*OBJECTIVE:* Each line that includes the string "JSON" counts once; give the total and nothing else.

--- Begin AVAILABLE DATA ---

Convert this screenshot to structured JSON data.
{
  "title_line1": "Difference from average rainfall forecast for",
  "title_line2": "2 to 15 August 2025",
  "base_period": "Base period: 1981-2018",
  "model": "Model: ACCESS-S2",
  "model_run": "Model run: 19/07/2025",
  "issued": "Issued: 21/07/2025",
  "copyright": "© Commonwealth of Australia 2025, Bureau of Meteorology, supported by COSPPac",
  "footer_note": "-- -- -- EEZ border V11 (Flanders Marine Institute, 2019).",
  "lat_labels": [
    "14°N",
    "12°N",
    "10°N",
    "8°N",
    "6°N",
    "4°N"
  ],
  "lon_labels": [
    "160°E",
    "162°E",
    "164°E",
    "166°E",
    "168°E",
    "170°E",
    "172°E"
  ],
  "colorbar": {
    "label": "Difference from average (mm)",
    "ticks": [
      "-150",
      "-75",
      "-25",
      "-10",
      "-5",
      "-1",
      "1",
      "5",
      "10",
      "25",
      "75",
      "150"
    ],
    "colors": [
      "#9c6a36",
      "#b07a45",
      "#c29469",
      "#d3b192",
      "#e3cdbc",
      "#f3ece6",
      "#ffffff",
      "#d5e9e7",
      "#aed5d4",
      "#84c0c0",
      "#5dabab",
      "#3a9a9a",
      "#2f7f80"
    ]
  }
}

--- End AVAILABLE DATA ---
--- Begin AVAILABLE DATA ---

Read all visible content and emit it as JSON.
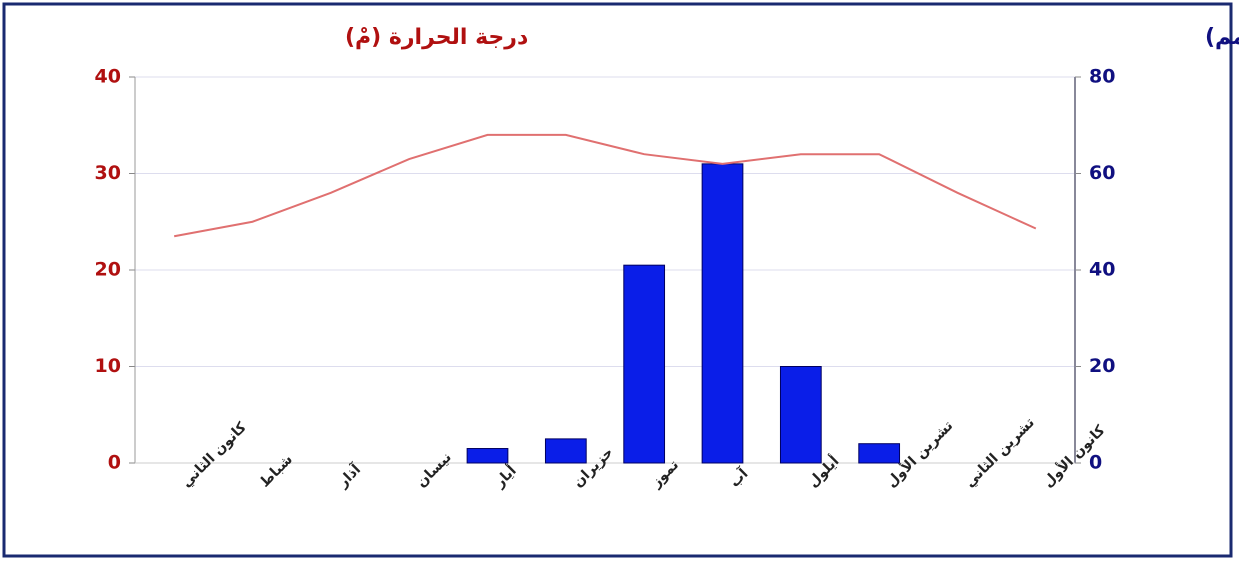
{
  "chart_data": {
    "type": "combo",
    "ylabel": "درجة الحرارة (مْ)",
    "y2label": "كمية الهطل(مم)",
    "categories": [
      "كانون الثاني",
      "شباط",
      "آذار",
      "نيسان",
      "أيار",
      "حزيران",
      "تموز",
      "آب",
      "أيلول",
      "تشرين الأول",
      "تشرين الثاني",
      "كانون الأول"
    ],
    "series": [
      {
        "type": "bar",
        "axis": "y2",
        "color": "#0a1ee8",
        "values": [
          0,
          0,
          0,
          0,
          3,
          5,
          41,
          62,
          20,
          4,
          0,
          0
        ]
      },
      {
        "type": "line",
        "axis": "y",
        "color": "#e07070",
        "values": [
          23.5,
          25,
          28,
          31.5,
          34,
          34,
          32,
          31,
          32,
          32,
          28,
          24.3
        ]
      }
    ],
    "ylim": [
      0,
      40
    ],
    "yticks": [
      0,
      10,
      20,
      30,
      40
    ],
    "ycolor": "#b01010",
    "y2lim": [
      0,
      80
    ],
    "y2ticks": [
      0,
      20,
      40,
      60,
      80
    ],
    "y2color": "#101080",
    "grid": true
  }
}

--- End AVAILABLE DATA ---

*CORRECT RESPONSE:* 2